Data for processing -
■ ■ ■ ■ ■ ■ ■

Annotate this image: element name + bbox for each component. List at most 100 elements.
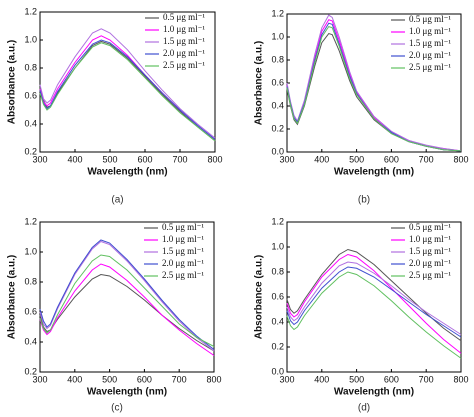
x-tick-label: 600: [384, 154, 399, 164]
series-line: [286, 271, 462, 359]
x-tick-label: 400: [314, 154, 329, 164]
x-tick-label: 600: [137, 374, 152, 384]
x-tick-label: 300: [32, 154, 47, 164]
y-tick-label: 0.2: [271, 341, 284, 351]
y-tick-label: 1.0: [271, 241, 284, 251]
x-tick-label: 800: [206, 374, 221, 384]
y-tick-label: 0.8: [271, 266, 284, 276]
x-axis-label: Wavelength (nm): [334, 167, 414, 178]
legend-label: 0.5 μg ml⁻¹: [409, 222, 451, 232]
y-tick-label: 0.6: [271, 77, 284, 87]
y-tick-label: 1.0: [24, 34, 37, 44]
legend-label: 1.5 μg ml⁻¹: [162, 246, 204, 256]
plot-frame: [39, 11, 216, 153]
legend-label: 2.5 μg ml⁻¹: [409, 270, 451, 280]
series-line: [286, 26, 462, 152]
series-line: [39, 40, 216, 142]
series-line: [39, 239, 215, 350]
y-tick-label: 1.0: [271, 31, 284, 41]
legend-label: 2.5 μg ml⁻¹: [163, 60, 205, 70]
y-tick-label: 1.2: [271, 216, 284, 226]
caption: (b): [358, 195, 370, 206]
x-tick-label: 700: [419, 154, 434, 164]
legend-label: 2.0 μg ml⁻¹: [163, 48, 205, 58]
series-line: [39, 254, 215, 347]
caption: (d): [358, 403, 370, 414]
y-axis-label: Absorbance (a.u.): [254, 255, 265, 339]
x-tick-label: 300: [32, 374, 47, 384]
x-tick-label: 500: [349, 154, 364, 164]
x-tick-label: 500: [102, 374, 117, 384]
x-axis-label: Wavelength (nm): [87, 387, 167, 398]
y-axis-label: Absorbance (a.u.): [7, 40, 18, 124]
x-tick-label: 500: [102, 154, 117, 164]
legend-label: 1.0 μg ml⁻¹: [409, 234, 451, 244]
y-tick-label: 0.2: [271, 123, 284, 133]
legend-label: 0.5 μg ml⁻¹: [162, 222, 204, 232]
y-axis-label: Absorbance (a.u.): [254, 41, 265, 125]
x-tick-label: 500: [349, 374, 364, 384]
y-tick-label: 0.8: [271, 54, 284, 64]
series-line: [286, 14, 462, 152]
series-line: [39, 39, 216, 140]
legend-label: 0.5 μg ml⁻¹: [163, 12, 205, 22]
x-tick-label: 600: [137, 154, 152, 164]
legend-label: 0.5 μg ml⁻¹: [409, 14, 451, 24]
x-tick-label: 400: [67, 154, 82, 164]
y-tick-label: 0.0: [271, 366, 284, 376]
legend-label: 1.5 μg ml⁻¹: [409, 246, 451, 256]
x-tick-label: 300: [279, 154, 294, 164]
y-tick-label: 0.4: [271, 100, 284, 110]
legend-label: 1.0 μg ml⁻¹: [409, 26, 451, 36]
x-tick-label: 700: [172, 374, 187, 384]
series-line: [286, 261, 462, 335]
y-tick-label: 0.6: [24, 306, 37, 316]
series-line: [39, 273, 215, 352]
x-tick-label: 800: [453, 154, 468, 164]
series-line: [39, 28, 216, 139]
legend-label: 1.5 μg ml⁻¹: [409, 38, 451, 48]
y-tick-label: 0.8: [24, 276, 37, 286]
series-line: [286, 253, 462, 354]
y-tick-label: 0.2: [24, 146, 37, 156]
legend-label: 2.0 μg ml⁻¹: [409, 258, 451, 268]
y-tick-label: 0.4: [24, 336, 37, 346]
y-tick-label: 1.2: [24, 216, 37, 226]
legend-label: 2.5 μg ml⁻¹: [409, 62, 451, 72]
x-tick-label: 600: [384, 374, 399, 384]
y-tick-label: 0.4: [24, 118, 37, 128]
caption: (c): [111, 403, 123, 414]
y-tick-label: 1.2: [271, 8, 284, 18]
plot-frame: [286, 221, 462, 373]
caption: (a): [111, 195, 123, 206]
y-tick-label: 1.0: [24, 246, 37, 256]
x-tick-label: 800: [453, 374, 468, 384]
series-line: [39, 240, 215, 352]
x-tick-label: 300: [279, 374, 294, 384]
x-tick-label: 700: [419, 374, 434, 384]
x-axis-label: Wavelength (nm): [87, 167, 167, 178]
legend-label: 2.0 μg ml⁻¹: [162, 258, 204, 268]
legend-label: 1.5 μg ml⁻¹: [163, 36, 205, 46]
x-tick-label: 700: [172, 154, 187, 164]
x-tick-label: 400: [67, 374, 82, 384]
y-tick-label: 0.4: [271, 316, 284, 326]
y-axis-label: Absorbance (a.u.): [7, 255, 18, 339]
y-tick-label: 0.6: [271, 291, 284, 301]
series-line: [39, 263, 215, 356]
y-tick-label: 0.6: [24, 90, 37, 100]
x-axis-label: Wavelength (nm): [334, 387, 414, 398]
y-tick-label: 0.8: [24, 62, 37, 72]
y-tick-label: 0.0: [271, 146, 284, 156]
y-tick-label: 0.2: [24, 366, 37, 376]
series-line: [39, 42, 216, 142]
series-line: [286, 266, 462, 338]
legend-label: 1.0 μg ml⁻¹: [163, 24, 205, 34]
x-tick-label: 800: [207, 154, 222, 164]
plot-frame: [39, 221, 215, 373]
y-tick-label: 1.2: [24, 6, 37, 16]
legend-label: 2.5 μg ml⁻¹: [162, 270, 204, 280]
legend-label: 2.0 μg ml⁻¹: [409, 50, 451, 60]
x-tick-label: 400: [314, 374, 329, 384]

■ ■ ■ ■ ■ ■ ■

Written request -
Could you rewrite all the records with every "Wavelength (nm)" changed to "Wavelength (nanometers)", keeping everything else the same and omitting the pictures?

The output -
Annotate this image: element name + bbox for each component. List at most 100 elements.
x-tick-label: 600: [384, 154, 399, 164]
series-line: [286, 271, 462, 359]
x-tick-label: 400: [314, 154, 329, 164]
x-tick-label: 600: [137, 374, 152, 384]
x-tick-label: 300: [32, 154, 47, 164]
y-tick-label: 0.2: [271, 341, 284, 351]
y-tick-label: 1.0: [271, 241, 284, 251]
x-tick-label: 800: [206, 374, 221, 384]
y-tick-label: 0.8: [271, 266, 284, 276]
x-axis-label: Wavelength (nanometers): [334, 167, 414, 178]
legend-label: 0.5 μg ml⁻¹: [409, 222, 451, 232]
y-tick-label: 0.6: [271, 77, 284, 87]
y-tick-label: 1.0: [24, 34, 37, 44]
legend-label: 1.5 μg ml⁻¹: [162, 246, 204, 256]
plot-frame: [39, 11, 216, 153]
legend-label: 2.5 μg ml⁻¹: [409, 270, 451, 280]
series-line: [286, 26, 462, 152]
series-line: [39, 40, 216, 142]
series-line: [39, 239, 215, 350]
y-tick-label: 1.0: [271, 31, 284, 41]
legend-label: 2.5 μg ml⁻¹: [163, 60, 205, 70]
y-tick-label: 1.2: [271, 216, 284, 226]
caption: (b): [358, 195, 370, 206]
x-tick-label: 700: [419, 154, 434, 164]
legend-label: 2.0 μg ml⁻¹: [163, 48, 205, 58]
series-line: [39, 254, 215, 347]
caption: (d): [358, 403, 370, 414]
y-axis-label: Absorbance (a.u.): [254, 255, 265, 339]
x-tick-label: 300: [32, 374, 47, 384]
x-tick-label: 500: [349, 154, 364, 164]
x-tick-label: 500: [102, 374, 117, 384]
x-axis-label: Wavelength (nanometers): [87, 387, 167, 398]
y-axis-label: Absorbance (a.u.): [7, 40, 18, 124]
x-tick-label: 500: [102, 154, 117, 164]
legend-label: 1.0 μg ml⁻¹: [409, 234, 451, 244]
y-tick-label: 0.2: [271, 123, 284, 133]
legend-label: 0.5 μg ml⁻¹: [162, 222, 204, 232]
y-axis-label: Absorbance (a.u.): [254, 41, 265, 125]
x-tick-label: 500: [349, 374, 364, 384]
y-tick-label: 0.8: [271, 54, 284, 64]
series-line: [286, 14, 462, 152]
series-line: [39, 39, 216, 140]
legend-label: 0.5 μg ml⁻¹: [163, 12, 205, 22]
x-tick-label: 600: [137, 154, 152, 164]
legend-label: 0.5 μg ml⁻¹: [409, 14, 451, 24]
x-tick-label: 400: [67, 154, 82, 164]
y-tick-label: 0.0: [271, 366, 284, 376]
legend-label: 1.5 μg ml⁻¹: [409, 246, 451, 256]
x-tick-label: 300: [279, 154, 294, 164]
y-tick-label: 0.4: [271, 100, 284, 110]
legend-label: 1.0 μg ml⁻¹: [409, 26, 451, 36]
x-tick-label: 700: [172, 374, 187, 384]
series-line: [286, 261, 462, 335]
y-tick-label: 0.6: [24, 306, 37, 316]
series-line: [39, 273, 215, 352]
x-tick-label: 800: [453, 154, 468, 164]
series-line: [39, 28, 216, 139]
legend-label: 1.5 μg ml⁻¹: [409, 38, 451, 48]
y-tick-label: 0.8: [24, 276, 37, 286]
series-line: [286, 253, 462, 354]
y-tick-label: 0.2: [24, 146, 37, 156]
legend-label: 2.0 μg ml⁻¹: [409, 258, 451, 268]
y-tick-label: 0.4: [24, 336, 37, 346]
y-tick-label: 1.2: [24, 216, 37, 226]
legend-label: 2.5 μg ml⁻¹: [409, 62, 451, 72]
x-tick-label: 600: [384, 374, 399, 384]
y-tick-label: 0.4: [24, 118, 37, 128]
caption: (c): [111, 403, 123, 414]
y-tick-label: 1.2: [271, 8, 284, 18]
plot-frame: [286, 221, 462, 373]
caption: (a): [111, 195, 123, 206]
y-tick-label: 1.0: [24, 246, 37, 256]
x-tick-label: 800: [453, 374, 468, 384]
series-line: [39, 240, 215, 352]
x-tick-label: 300: [279, 374, 294, 384]
x-tick-label: 700: [419, 374, 434, 384]
x-axis-label: Wavelength (nanometers): [87, 167, 167, 178]
legend-label: 2.0 μg ml⁻¹: [162, 258, 204, 268]
legend-label: 1.5 μg ml⁻¹: [163, 36, 205, 46]
x-tick-label: 700: [172, 154, 187, 164]
x-tick-label: 400: [67, 374, 82, 384]
y-tick-label: 0.4: [271, 316, 284, 326]
y-axis-label: Absorbance (a.u.): [7, 255, 18, 339]
y-tick-label: 0.6: [271, 291, 284, 301]
series-line: [39, 263, 215, 356]
y-tick-label: 0.6: [24, 90, 37, 100]
x-axis-label: Wavelength (nanometers): [334, 387, 414, 398]
y-tick-label: 0.8: [24, 62, 37, 72]
y-tick-label: 0.0: [271, 146, 284, 156]
y-tick-label: 0.2: [24, 366, 37, 376]
series-line: [39, 42, 216, 142]
series-line: [286, 266, 462, 338]
legend-label: 1.0 μg ml⁻¹: [163, 24, 205, 34]
x-tick-label: 800: [207, 154, 222, 164]
plot-frame: [39, 221, 215, 373]
y-tick-label: 1.2: [24, 6, 37, 16]
legend-label: 2.5 μg ml⁻¹: [162, 270, 204, 280]
legend-label: 2.0 μg ml⁻¹: [409, 50, 451, 60]
x-tick-label: 400: [314, 374, 329, 384]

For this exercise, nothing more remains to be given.